Given instruction: Your copy should begin at the line containing "Transcribe the text in this document." and end at the last line of the records; transcribe those lines exactly and leave out every picture.

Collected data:
------
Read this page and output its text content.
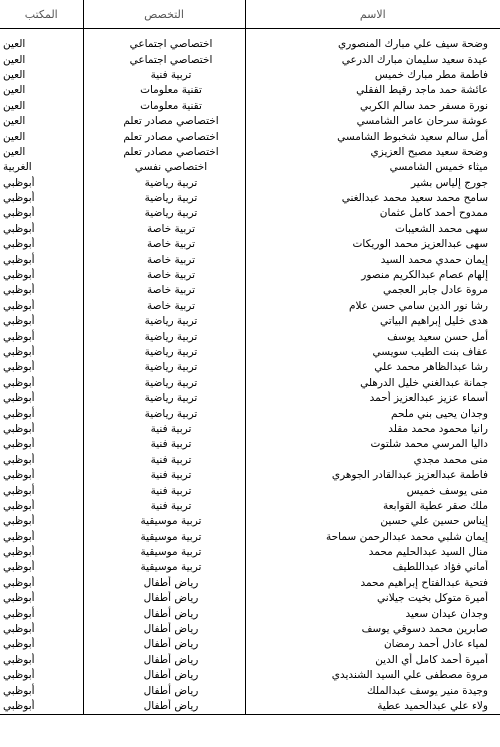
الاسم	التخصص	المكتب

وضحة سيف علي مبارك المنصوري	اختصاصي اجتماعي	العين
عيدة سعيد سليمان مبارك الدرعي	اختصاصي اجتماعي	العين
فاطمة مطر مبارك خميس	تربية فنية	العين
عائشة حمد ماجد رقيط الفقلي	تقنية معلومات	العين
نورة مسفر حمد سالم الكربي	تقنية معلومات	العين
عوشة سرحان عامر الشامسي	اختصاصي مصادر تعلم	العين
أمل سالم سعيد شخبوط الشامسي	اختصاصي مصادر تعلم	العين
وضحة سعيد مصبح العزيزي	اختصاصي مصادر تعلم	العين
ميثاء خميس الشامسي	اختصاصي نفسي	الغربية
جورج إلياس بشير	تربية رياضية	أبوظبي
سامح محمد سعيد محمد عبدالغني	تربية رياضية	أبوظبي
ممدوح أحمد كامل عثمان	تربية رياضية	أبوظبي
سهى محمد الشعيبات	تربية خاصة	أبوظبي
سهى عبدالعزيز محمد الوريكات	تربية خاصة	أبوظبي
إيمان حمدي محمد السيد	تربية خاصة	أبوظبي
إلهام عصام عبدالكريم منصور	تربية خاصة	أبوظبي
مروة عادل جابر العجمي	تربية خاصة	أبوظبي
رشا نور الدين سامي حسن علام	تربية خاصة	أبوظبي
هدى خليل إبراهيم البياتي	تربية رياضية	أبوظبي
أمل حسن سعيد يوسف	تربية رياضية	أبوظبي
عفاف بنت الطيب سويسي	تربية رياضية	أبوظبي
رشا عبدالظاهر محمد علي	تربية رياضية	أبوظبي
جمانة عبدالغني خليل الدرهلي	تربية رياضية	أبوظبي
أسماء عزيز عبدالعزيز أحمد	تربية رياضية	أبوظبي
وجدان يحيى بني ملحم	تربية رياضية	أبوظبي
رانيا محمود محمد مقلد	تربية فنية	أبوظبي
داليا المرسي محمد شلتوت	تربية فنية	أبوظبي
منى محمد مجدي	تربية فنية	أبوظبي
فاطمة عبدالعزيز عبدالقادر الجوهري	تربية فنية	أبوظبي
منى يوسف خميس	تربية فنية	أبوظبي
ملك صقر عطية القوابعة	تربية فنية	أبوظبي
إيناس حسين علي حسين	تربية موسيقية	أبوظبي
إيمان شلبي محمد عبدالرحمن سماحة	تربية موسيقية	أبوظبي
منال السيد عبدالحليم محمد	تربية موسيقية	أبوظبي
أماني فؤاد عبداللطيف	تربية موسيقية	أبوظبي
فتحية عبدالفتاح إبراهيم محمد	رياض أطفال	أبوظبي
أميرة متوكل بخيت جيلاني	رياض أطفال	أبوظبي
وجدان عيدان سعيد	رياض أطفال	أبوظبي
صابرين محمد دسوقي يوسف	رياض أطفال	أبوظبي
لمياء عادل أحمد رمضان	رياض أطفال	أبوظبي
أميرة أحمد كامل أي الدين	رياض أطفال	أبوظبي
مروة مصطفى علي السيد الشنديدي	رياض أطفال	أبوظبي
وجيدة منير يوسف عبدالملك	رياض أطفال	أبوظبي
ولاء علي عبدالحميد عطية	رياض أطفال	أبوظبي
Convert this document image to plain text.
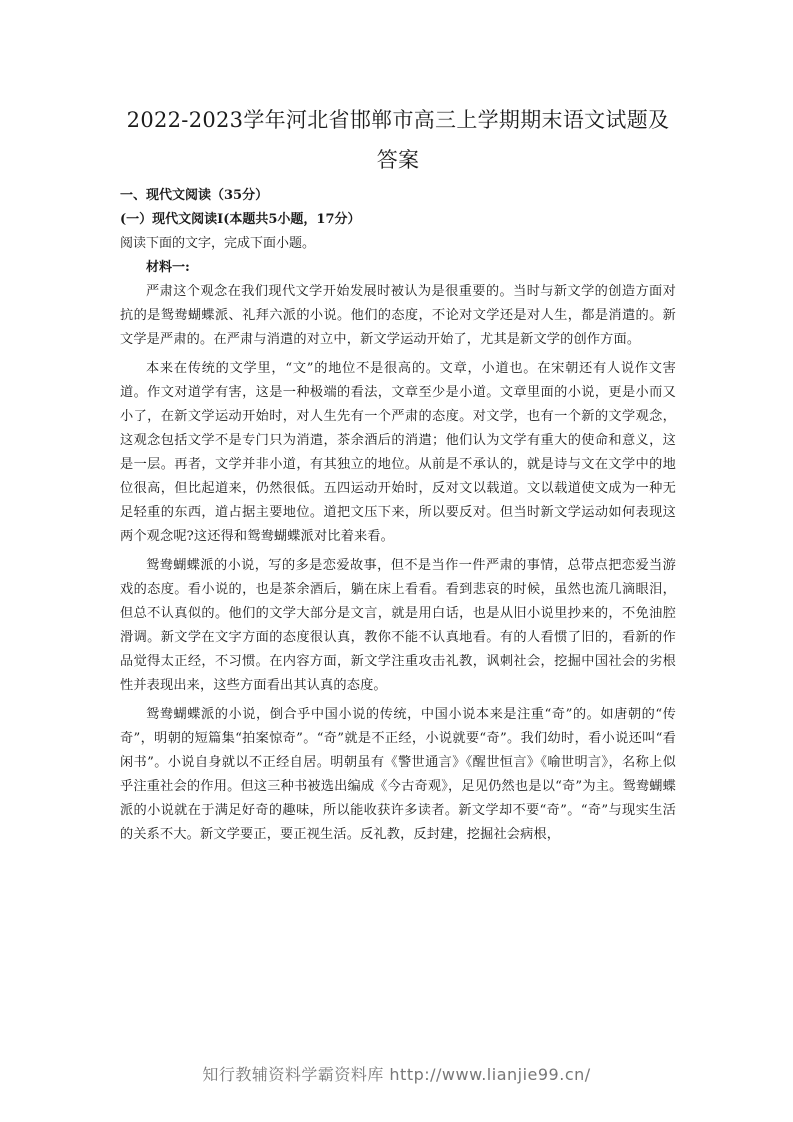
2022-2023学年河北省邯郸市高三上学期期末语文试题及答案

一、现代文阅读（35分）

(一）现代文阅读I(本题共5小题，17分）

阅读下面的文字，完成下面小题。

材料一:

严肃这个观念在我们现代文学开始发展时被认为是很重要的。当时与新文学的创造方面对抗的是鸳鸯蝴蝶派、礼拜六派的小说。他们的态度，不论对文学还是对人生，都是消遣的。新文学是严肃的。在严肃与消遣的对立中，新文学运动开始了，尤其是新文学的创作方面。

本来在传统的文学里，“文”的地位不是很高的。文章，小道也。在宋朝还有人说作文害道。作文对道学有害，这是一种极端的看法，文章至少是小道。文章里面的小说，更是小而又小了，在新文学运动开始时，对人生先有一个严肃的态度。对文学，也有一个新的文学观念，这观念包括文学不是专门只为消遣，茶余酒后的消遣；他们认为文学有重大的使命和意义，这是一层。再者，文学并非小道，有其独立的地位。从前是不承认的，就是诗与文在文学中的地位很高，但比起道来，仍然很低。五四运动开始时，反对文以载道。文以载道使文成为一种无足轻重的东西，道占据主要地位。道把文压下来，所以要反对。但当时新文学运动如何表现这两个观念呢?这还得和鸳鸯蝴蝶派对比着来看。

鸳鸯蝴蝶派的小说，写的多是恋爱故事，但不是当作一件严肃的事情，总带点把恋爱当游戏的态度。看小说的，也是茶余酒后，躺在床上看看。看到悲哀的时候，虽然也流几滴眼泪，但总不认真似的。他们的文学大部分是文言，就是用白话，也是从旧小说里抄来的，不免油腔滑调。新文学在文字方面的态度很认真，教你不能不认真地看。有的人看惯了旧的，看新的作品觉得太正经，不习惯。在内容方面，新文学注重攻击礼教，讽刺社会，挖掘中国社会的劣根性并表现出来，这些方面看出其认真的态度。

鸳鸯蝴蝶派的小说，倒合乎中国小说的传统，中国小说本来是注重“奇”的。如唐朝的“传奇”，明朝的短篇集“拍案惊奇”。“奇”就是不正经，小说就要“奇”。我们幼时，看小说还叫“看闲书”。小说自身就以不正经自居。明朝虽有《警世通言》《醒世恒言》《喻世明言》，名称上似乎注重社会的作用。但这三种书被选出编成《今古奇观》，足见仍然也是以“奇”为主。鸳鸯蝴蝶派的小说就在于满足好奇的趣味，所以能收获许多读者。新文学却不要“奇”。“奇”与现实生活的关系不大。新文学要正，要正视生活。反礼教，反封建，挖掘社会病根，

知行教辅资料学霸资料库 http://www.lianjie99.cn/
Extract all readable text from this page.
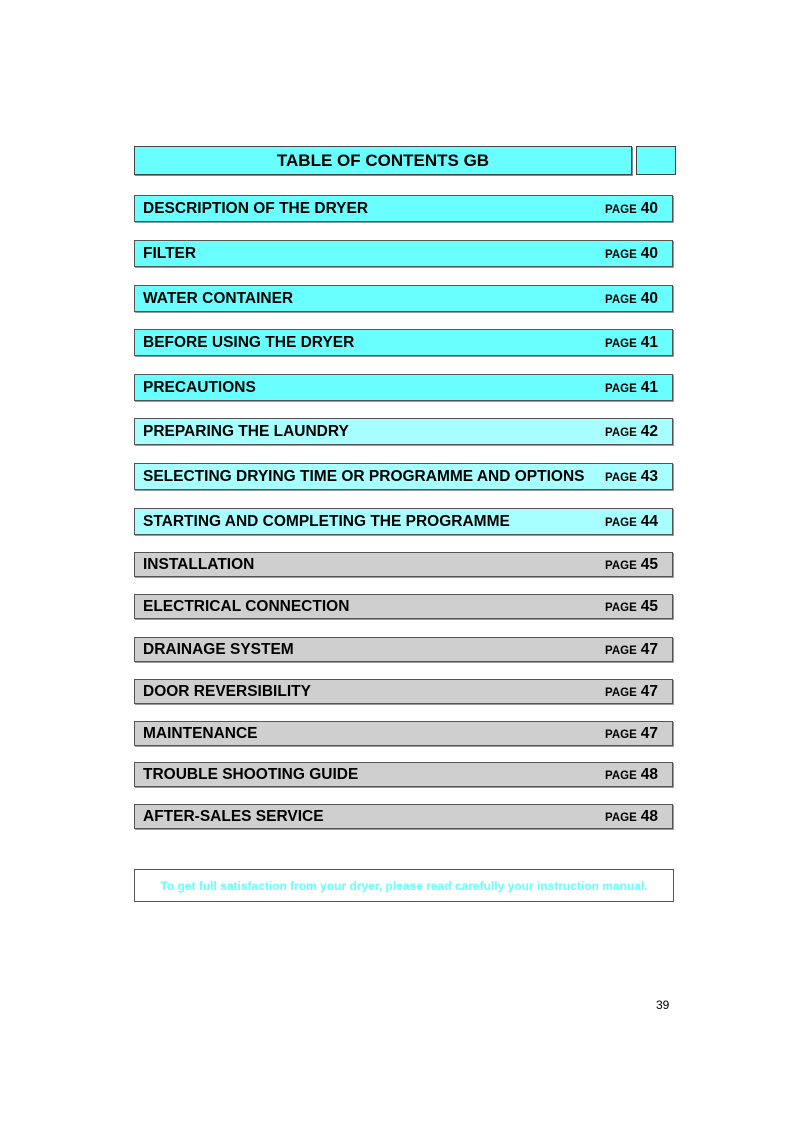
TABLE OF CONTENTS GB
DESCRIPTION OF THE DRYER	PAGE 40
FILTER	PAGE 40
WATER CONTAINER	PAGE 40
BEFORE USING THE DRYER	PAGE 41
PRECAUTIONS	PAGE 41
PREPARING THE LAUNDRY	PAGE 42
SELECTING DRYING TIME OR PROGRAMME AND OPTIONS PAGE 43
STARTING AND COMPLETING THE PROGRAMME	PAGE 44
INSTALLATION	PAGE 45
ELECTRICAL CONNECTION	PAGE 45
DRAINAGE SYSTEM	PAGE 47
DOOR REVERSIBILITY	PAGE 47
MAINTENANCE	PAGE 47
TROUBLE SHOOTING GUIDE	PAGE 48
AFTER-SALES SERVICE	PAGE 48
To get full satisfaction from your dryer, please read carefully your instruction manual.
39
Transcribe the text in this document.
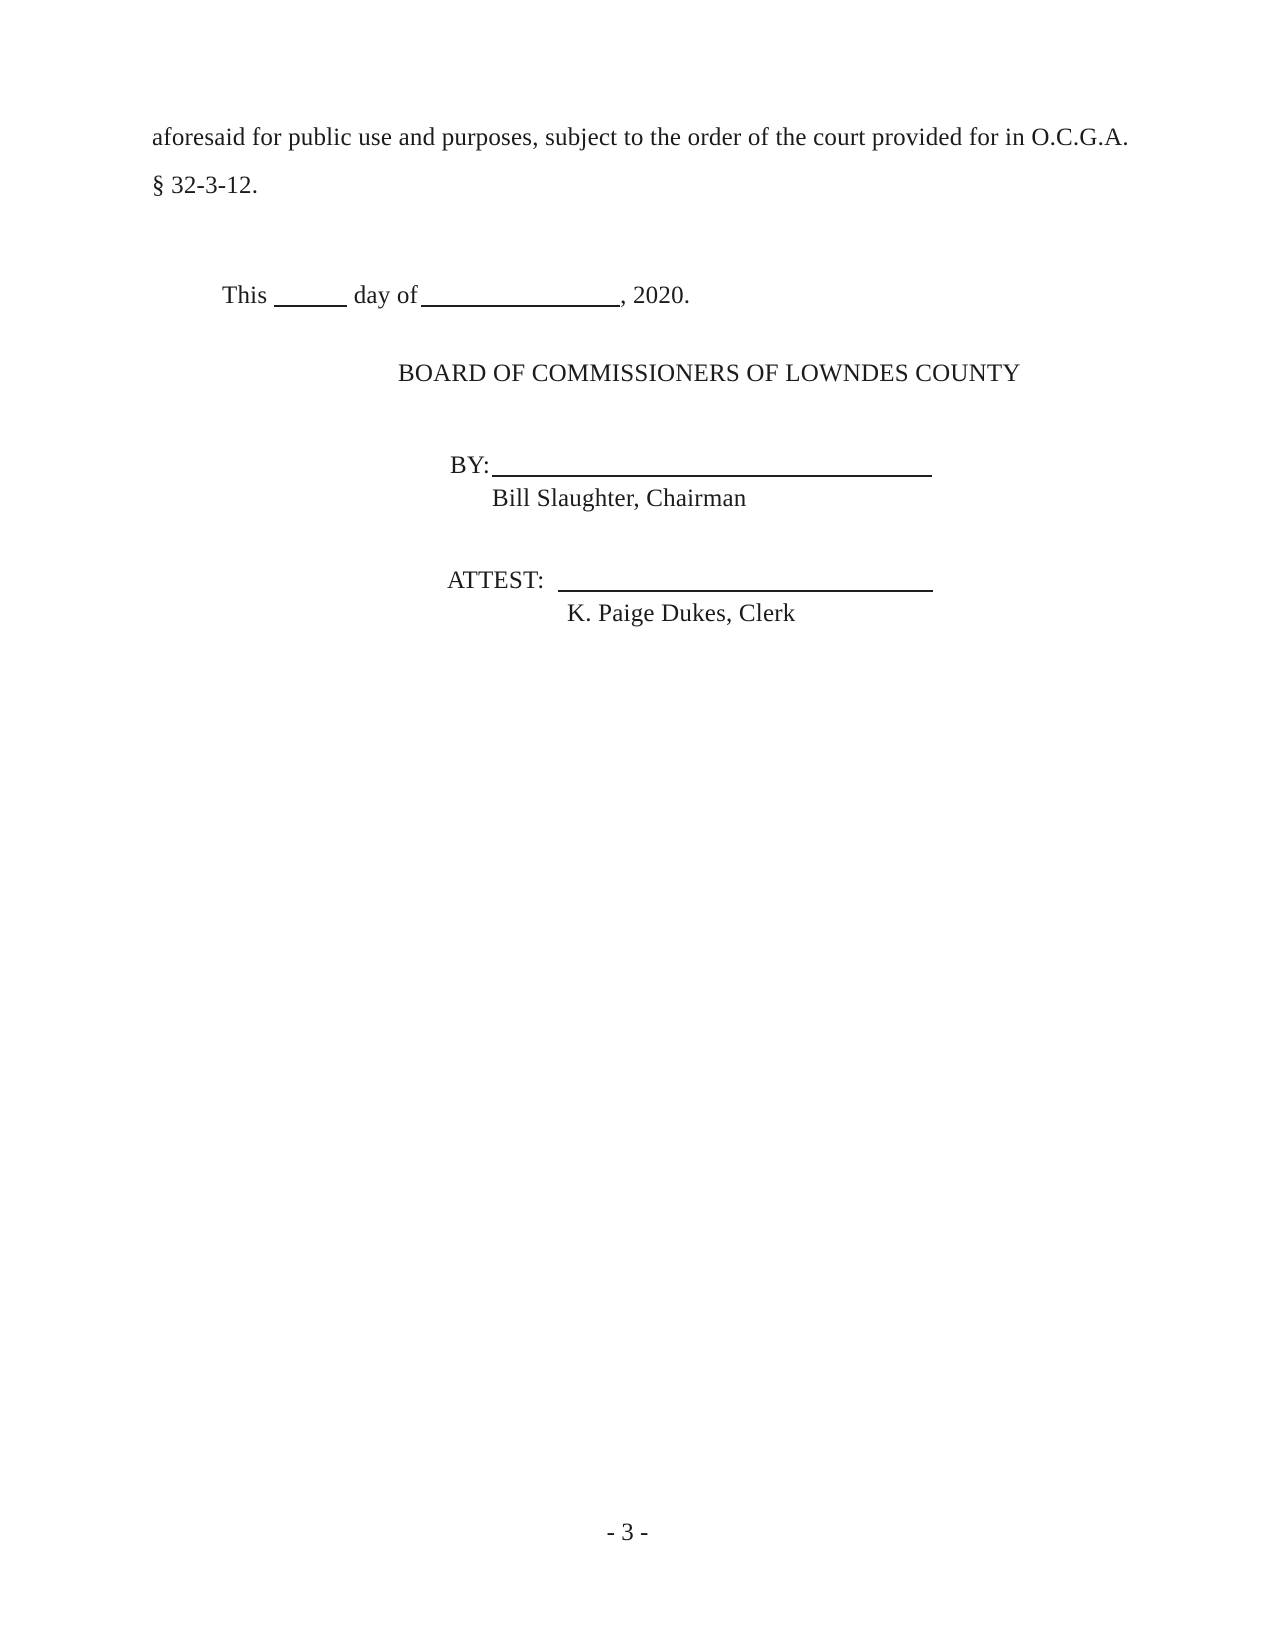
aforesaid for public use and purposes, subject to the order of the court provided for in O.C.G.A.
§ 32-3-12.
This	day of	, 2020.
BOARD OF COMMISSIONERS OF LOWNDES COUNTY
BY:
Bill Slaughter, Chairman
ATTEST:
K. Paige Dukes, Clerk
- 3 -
------
Result of the exercise:
Transcribe the text in this document.
aforesaid for public use and purposes, subject to the order of the court provided for in O.C.G.A.
§ 32-3-12.
This	day of	, 2020.
BOARD OF COMMISSIONERS OF LOWNDES COUNTY
BY:
Bill Slaughter, Chairman
ATTEST:
K. Paige Dukes, Clerk
- 3 -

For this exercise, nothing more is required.